## Stated task
Copy out all lines of the records in which the word "实用性原则" appears.

## Records supplied

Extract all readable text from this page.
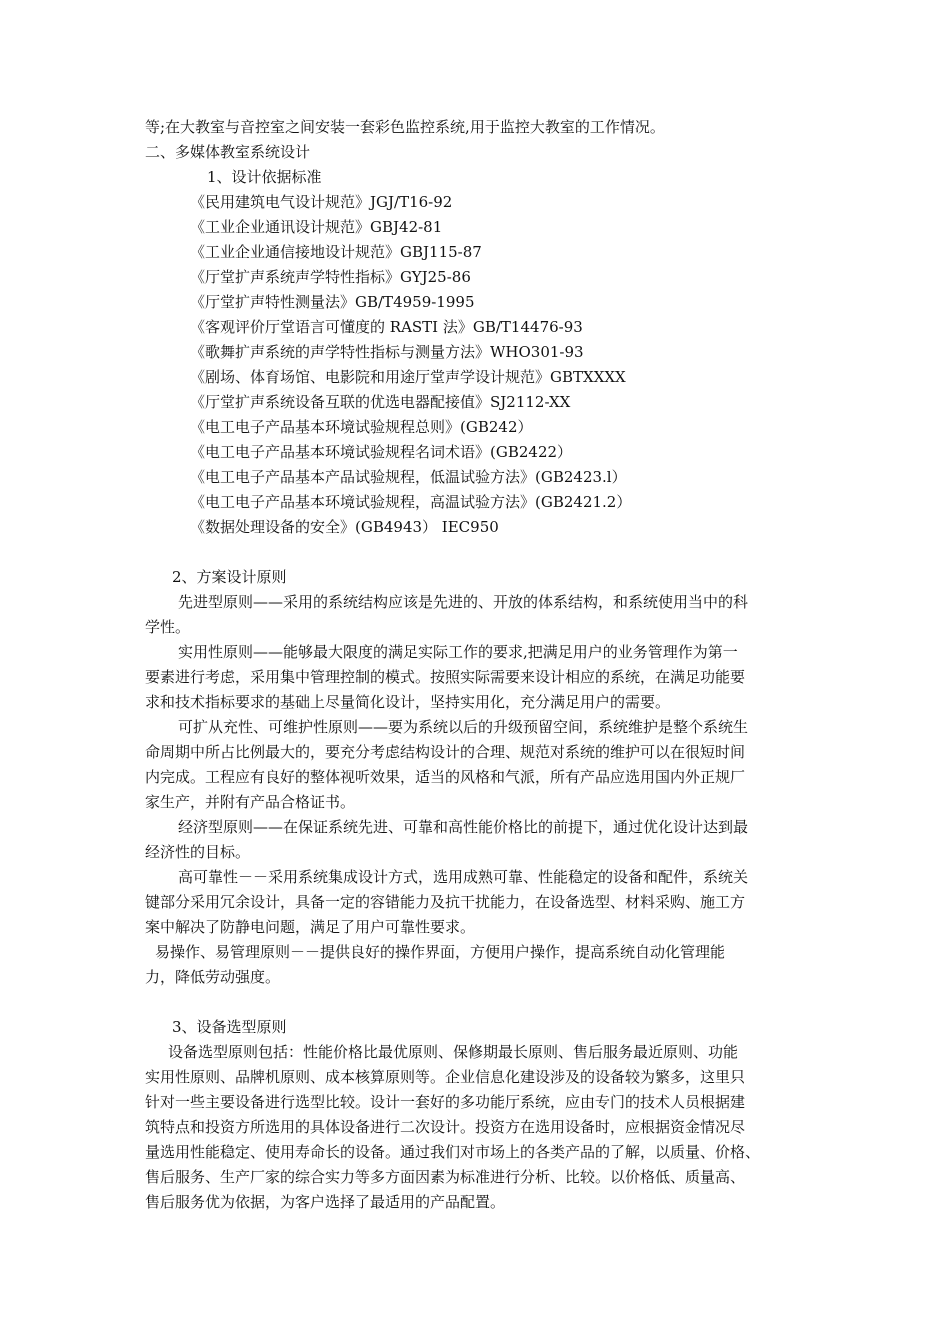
等;在大教室与音控室之间安装一套彩色监控系统,用于监控大教室的工作情况。
二、多媒体教室系统设计
1、设计依据标准
《民用建筑电气设计规范》JGJ/T16-92
《工业企业通讯设计规范》GBJ42-81
《工业企业通信接地设计规范》GBJ115-87
《厅堂扩声系统声学特性指标》GYJ25-86
《厅堂扩声特性测量法》GB/T4959-1995
《客观评价厅堂语言可懂度的 RASTI 法》GB/T14476-93
《歌舞扩声系统的声学特性指标与测量方法》WHO301-93
《剧场、体育场馆、电影院和用途厅堂声学设计规范》GBTXXXX
《厅堂扩声系统设备互联的优选电器配接值》SJ2112-XX
《电工电子产品基本环境试验规程总则》(GB242）
《电工电子产品基本环境试验规程名词术语》(GB2422）
《电工电子产品基本产品试验规程，低温试验方法》(GB2423.l）
《电工电子产品基本环境试验规程，高温试验方法》(GB2421.2）
《数据处理设备的安全》(GB4943） IEC950
2、方案设计原则
先进型原则——采用的系统结构应该是先进的、开放的体系结构，和系统使用当中的科
学性。
实用性原则——能够最大限度的满足实际工作的要求,把满足用户的业务管理作为第一
要素进行考虑，采用集中管理控制的模式。按照实际需要来设计相应的系统，在满足功能要
求和技术指标要求的基础上尽量简化设计，坚持实用化，充分满足用户的需要。
可扩从充性、可维护性原则——要为系统以后的升级预留空间，系统维护是整个系统生
命周期中所占比例最大的，要充分考虑结构设计的合理、规范对系统的维护可以在很短时间
内完成。工程应有良好的整体视听效果，适当的风格和气派，所有产品应选用国内外正规厂
家生产，并附有产品合格证书。
经济型原则——在保证系统先进、可靠和高性能价格比的前提下，通过优化设计达到最
经济性的目标。
高可靠性－－采用系统集成设计方式，选用成熟可靠、性能稳定的设备和配件，系统关
键部分采用冗余设计，具备一定的容错能力及抗干扰能力，在设备选型、材料采购、施工方
案中解决了防静电问题，满足了用户可靠性要求。
易操作、易管理原则－－提供良好的操作界面，方便用户操作，提高系统自动化管理能
力，降低劳动强度。
3、设备选型原则
设备选型原则包括：性能价格比最优原则、保修期最长原则、售后服务最近原则、功能
实用性原则、品牌机原则、成本核算原则等。企业信息化建设涉及的设备较为繁多，这里只
针对一些主要设备进行选型比较。设计一套好的多功能厅系统，应由专门的技术人员根据建
筑特点和投资方所选用的具体设备进行二次设计。投资方在选用设备时，应根据资金情况尽
量选用性能稳定、使用寿命长的设备。通过我们对市场上的各类产品的了解，以质量、价格、
售后服务、生产厂家的综合实力等多方面因素为标准进行分析、比较。以价格低、质量高、
售后服务优为依据，为客户选择了最适用的产品配置。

## Task solution
实用性原则——能够最大限度的满足实际工作的要求,把满足用户的业务管理作为第一
实用性原则、品牌机原则、成本核算原则等。企业信息化建设涉及的设备较为繁多，这里只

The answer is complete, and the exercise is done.